#### WORK INSTRUCTIONS:
Using the records that follow, copy every line containing the word "this".

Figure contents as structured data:
==*==

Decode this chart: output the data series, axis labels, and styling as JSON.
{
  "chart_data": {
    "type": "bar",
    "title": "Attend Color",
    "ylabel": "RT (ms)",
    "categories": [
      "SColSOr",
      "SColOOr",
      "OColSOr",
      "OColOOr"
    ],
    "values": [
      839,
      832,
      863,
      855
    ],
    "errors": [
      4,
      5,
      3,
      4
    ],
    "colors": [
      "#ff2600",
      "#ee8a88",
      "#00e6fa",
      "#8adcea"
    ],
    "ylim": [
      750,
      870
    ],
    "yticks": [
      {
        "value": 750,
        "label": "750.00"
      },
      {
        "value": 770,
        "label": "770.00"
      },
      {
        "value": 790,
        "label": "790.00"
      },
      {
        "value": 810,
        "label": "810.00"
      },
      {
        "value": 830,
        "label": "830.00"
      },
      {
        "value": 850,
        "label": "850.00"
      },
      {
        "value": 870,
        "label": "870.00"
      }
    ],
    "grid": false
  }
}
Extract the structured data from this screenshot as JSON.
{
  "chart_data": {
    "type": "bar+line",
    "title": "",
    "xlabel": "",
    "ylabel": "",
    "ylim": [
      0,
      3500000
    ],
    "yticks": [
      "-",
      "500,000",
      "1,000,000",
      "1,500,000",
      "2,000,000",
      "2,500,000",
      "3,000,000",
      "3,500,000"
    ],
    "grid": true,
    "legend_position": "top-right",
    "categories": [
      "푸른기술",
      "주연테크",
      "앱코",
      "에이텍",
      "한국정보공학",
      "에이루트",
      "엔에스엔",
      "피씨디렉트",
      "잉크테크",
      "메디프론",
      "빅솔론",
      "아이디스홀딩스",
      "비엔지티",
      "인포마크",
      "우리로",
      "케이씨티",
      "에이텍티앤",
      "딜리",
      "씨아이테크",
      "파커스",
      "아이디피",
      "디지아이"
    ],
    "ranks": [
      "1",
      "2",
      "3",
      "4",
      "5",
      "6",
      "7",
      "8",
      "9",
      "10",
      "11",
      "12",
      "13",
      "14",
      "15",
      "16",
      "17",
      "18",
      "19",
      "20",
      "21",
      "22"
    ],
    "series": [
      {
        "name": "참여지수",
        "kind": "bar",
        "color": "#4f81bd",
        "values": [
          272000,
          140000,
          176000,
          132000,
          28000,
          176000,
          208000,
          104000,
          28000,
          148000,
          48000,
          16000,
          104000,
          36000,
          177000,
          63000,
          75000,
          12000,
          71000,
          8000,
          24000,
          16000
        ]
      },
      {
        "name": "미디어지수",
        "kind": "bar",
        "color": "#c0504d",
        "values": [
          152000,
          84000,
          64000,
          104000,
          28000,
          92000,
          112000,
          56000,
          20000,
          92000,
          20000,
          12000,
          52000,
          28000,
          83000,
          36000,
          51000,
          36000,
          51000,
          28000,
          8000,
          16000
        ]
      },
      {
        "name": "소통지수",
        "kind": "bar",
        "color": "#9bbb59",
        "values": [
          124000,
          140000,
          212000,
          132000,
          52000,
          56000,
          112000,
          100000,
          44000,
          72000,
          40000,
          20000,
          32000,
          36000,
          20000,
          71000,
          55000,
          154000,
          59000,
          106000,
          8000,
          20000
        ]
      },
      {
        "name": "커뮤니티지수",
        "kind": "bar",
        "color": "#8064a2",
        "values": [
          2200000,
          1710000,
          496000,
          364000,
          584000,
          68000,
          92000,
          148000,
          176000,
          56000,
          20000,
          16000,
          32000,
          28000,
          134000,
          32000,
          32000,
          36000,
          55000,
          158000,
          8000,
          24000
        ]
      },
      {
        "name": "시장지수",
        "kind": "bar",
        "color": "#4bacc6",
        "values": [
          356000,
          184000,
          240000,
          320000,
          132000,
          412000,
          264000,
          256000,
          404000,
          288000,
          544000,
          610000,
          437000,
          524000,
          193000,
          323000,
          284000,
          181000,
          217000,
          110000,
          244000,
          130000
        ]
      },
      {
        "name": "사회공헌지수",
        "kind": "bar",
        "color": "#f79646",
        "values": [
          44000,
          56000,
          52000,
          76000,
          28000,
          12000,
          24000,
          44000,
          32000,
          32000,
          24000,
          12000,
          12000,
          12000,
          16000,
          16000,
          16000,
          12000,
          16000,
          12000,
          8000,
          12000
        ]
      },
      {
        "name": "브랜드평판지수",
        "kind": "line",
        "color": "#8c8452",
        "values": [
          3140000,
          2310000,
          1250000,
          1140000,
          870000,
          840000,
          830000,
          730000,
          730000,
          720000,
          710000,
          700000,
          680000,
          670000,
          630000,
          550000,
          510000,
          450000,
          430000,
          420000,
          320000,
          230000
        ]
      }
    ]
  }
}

==*==

#### RESULT:
Decode this chart: output the data series, axis labels, and styling as JSON.
Extract the structured data from this screenshot as JSON.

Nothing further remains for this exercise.